> _The exercise_:
Produce an exact transcription of the listing below, omitting the pictures.

> _Extracted records_:
'''

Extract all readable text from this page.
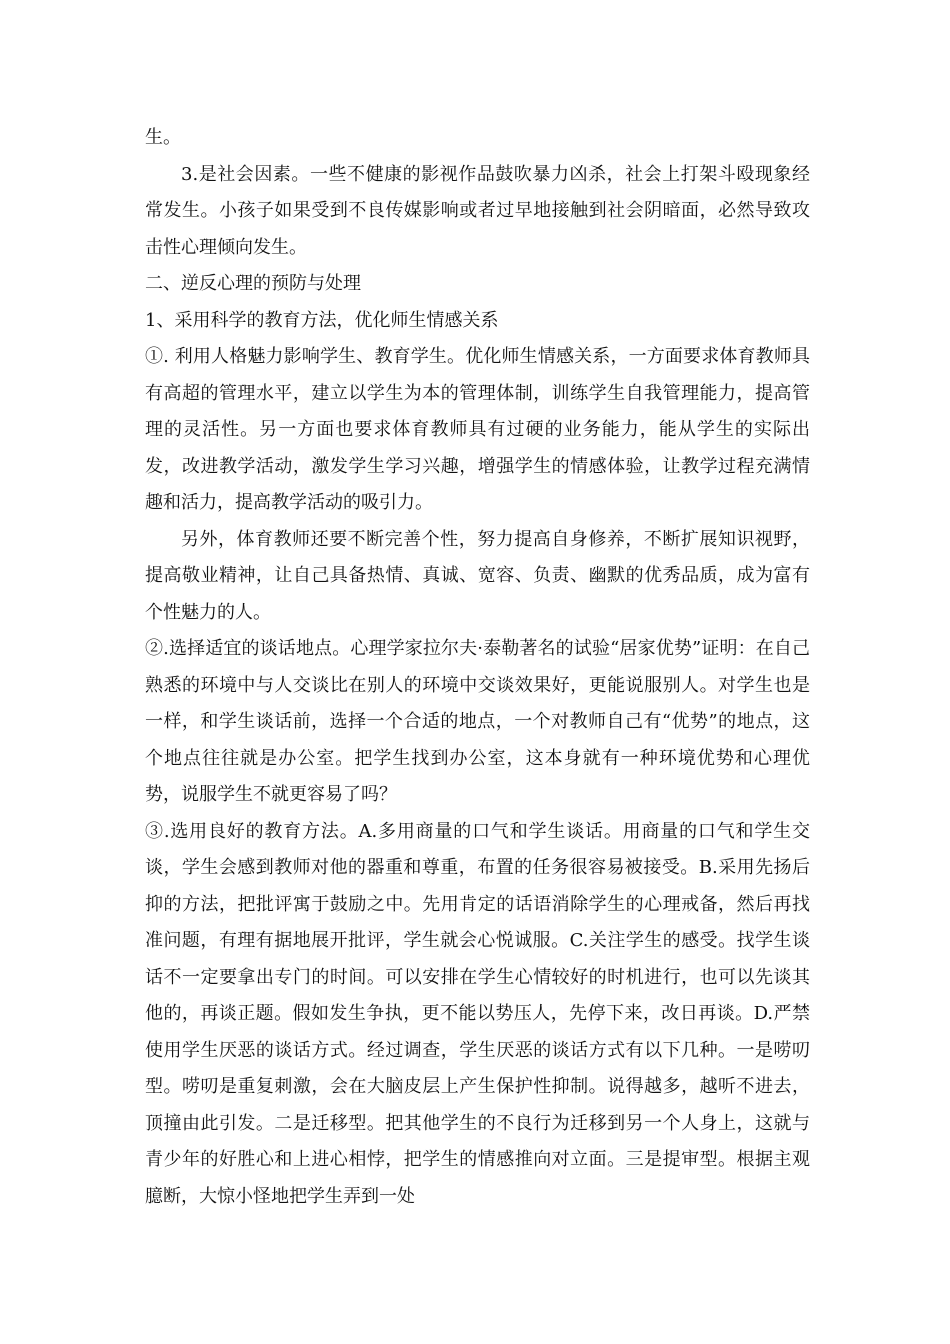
生。

3.是社会因素。一些不健康的影视作品鼓吹暴力凶杀，社会上打架斗殴现象经常发生。小孩子如果受到不良传媒影响或者过早地接触到社会阴暗面，必然导致攻击性心理倾向发生。

二、逆反心理的预防与处理

1、采用科学的教育方法，优化师生情感关系

①. 利用人格魅力影响学生、教育学生。优化师生情感关系，一方面要求体育教师具有高超的管理水平，建立以学生为本的管理体制，训练学生自我管理能力，提高管理的灵活性。另一方面也要求体育教师具有过硬的业务能力，能从学生的实际出发，改进教学活动，激发学生学习兴趣，增强学生的情感体验，让教学过程充满情趣和活力，提高教学活动的吸引力。

另外，体育教师还要不断完善个性，努力提高自身修养，不断扩展知识视野，提高敬业精神，让自己具备热情、真诚、宽容、负责、幽默的优秀品质，成为富有个性魅力的人。

②.选择适宜的谈话地点。心理学家拉尔夫·泰勒著名的试验“居家优势”证明：在自己熟悉的环境中与人交谈比在别人的环境中交谈效果好，更能说服别人。对学生也是一样，和学生谈话前，选择一个合适的地点，一个对教师自己有“优势”的地点，这个地点往往就是办公室。把学生找到办公室，这本身就有一种环境优势和心理优势，说服学生不就更容易了吗？

③.选用良好的教育方法。A.多用商量的口气和学生谈话。用商量的口气和学生交谈，学生会感到教师对他的器重和尊重，布置的任务很容易被接受。B.采用先扬后抑的方法，把批评寓于鼓励之中。先用肯定的话语消除学生的心理戒备，然后再找准问题，有理有据地展开批评，学生就会心悦诚服。C.关注学生的感受。找学生谈话不一定要拿出专门的时间。可以安排在学生心情较好的时机进行，也可以先谈其他的，再谈正题。假如发生争执，更不能以势压人，先停下来，改日再谈。D.严禁使用学生厌恶的谈话方式。经过调查，学生厌恶的谈话方式有以下几种。一是唠叨型。唠叨是重复刺激，会在大脑皮层上产生保护性抑制。说得越多，越听不进去，顶撞由此引发。二是迁移型。把其他学生的不良行为迁移到另一个人身上，这就与青少年的好胜心和上进心相悖，把学生的情感推向对立面。三是提审型。根据主观臆断，大惊小怪地把学生弄到一处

'''

> _Response to this exercise_:
Extract all readable text from this page.
生。

3.是社会因素。一些不健康的影视作品鼓吹暴力凶杀，社会上打架斗殴现象经常发生。小孩子如果受到不良传媒影响或者过早地接触到社会阴暗面，必然导致攻击性心理倾向发生。

二、逆反心理的预防与处理

1、采用科学的教育方法，优化师生情感关系

①. 利用人格魅力影响学生、教育学生。优化师生情感关系，一方面要求体育教师具有高超的管理水平，建立以学生为本的管理体制，训练学生自我管理能力，提高管理的灵活性。另一方面也要求体育教师具有过硬的业务能力，能从学生的实际出发，改进教学活动，激发学生学习兴趣，增强学生的情感体验，让教学过程充满情趣和活力，提高教学活动的吸引力。

另外，体育教师还要不断完善个性，努力提高自身修养，不断扩展知识视野，提高敬业精神，让自己具备热情、真诚、宽容、负责、幽默的优秀品质，成为富有个性魅力的人。

②.选择适宜的谈话地点。心理学家拉尔夫·泰勒著名的试验“居家优势”证明：在自己熟悉的环境中与人交谈比在别人的环境中交谈效果好，更能说服别人。对学生也是一样，和学生谈话前，选择一个合适的地点，一个对教师自己有“优势”的地点，这个地点往往就是办公室。把学生找到办公室，这本身就有一种环境优势和心理优势，说服学生不就更容易了吗？

③.选用良好的教育方法。A.多用商量的口气和学生谈话。用商量的口气和学生交谈，学生会感到教师对他的器重和尊重，布置的任务很容易被接受。B.采用先扬后抑的方法，把批评寓于鼓励之中。先用肯定的话语消除学生的心理戒备，然后再找准问题，有理有据地展开批评，学生就会心悦诚服。C.关注学生的感受。找学生谈话不一定要拿出专门的时间。可以安排在学生心情较好的时机进行，也可以先谈其他的，再谈正题。假如发生争执，更不能以势压人，先停下来，改日再谈。D.严禁使用学生厌恶的谈话方式。经过调查，学生厌恶的谈话方式有以下几种。一是唠叨型。唠叨是重复刺激，会在大脑皮层上产生保护性抑制。说得越多，越听不进去，顶撞由此引发。二是迁移型。把其他学生的不良行为迁移到另一个人身上，这就与青少年的好胜心和上进心相悖，把学生的情感推向对立面。三是提审型。根据主观臆断，大惊小怪地把学生弄到一处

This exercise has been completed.